Given records:
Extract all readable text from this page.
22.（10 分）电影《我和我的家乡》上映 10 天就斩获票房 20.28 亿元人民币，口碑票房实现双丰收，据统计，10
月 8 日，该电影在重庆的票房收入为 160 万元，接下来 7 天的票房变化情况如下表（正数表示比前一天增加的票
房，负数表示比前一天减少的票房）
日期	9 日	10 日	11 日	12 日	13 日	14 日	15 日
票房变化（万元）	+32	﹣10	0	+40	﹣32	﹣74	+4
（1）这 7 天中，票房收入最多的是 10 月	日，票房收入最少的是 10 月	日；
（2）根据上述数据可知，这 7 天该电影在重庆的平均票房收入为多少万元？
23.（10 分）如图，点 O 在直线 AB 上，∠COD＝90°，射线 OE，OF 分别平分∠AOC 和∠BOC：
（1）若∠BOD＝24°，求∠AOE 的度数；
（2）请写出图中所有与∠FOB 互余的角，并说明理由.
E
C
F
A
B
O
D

Exercise description: Transcribe every record above exactly as it appears.

Solved problem:
Extract all readable text from this page.
22.（10 分）电影《我和我的家乡》上映 10 天就斩获票房 20.28 亿元人民币，口碑票房实现双丰收，据统计，10
月 8 日，该电影在重庆的票房收入为 160 万元，接下来 7 天的票房变化情况如下表（正数表示比前一天增加的票
房，负数表示比前一天减少的票房）
日期	9 日	10 日	11 日	12 日	13 日	14 日	15 日
票房变化（万元）	+32	﹣10	0	+40	﹣32	﹣74	+4
（1）这 7 天中，票房收入最多的是 10 月	日，票房收入最少的是 10 月	日；
（2）根据上述数据可知，这 7 天该电影在重庆的平均票房收入为多少万元？
23.（10 分）如图，点 O 在直线 AB 上，∠COD＝90°，射线 OE，OF 分别平分∠AOC 和∠BOC：
（1）若∠BOD＝24°，求∠AOE 的度数；
（2）请写出图中所有与∠FOB 互余的角，并说明理由.
E
C
F
A
B
O
D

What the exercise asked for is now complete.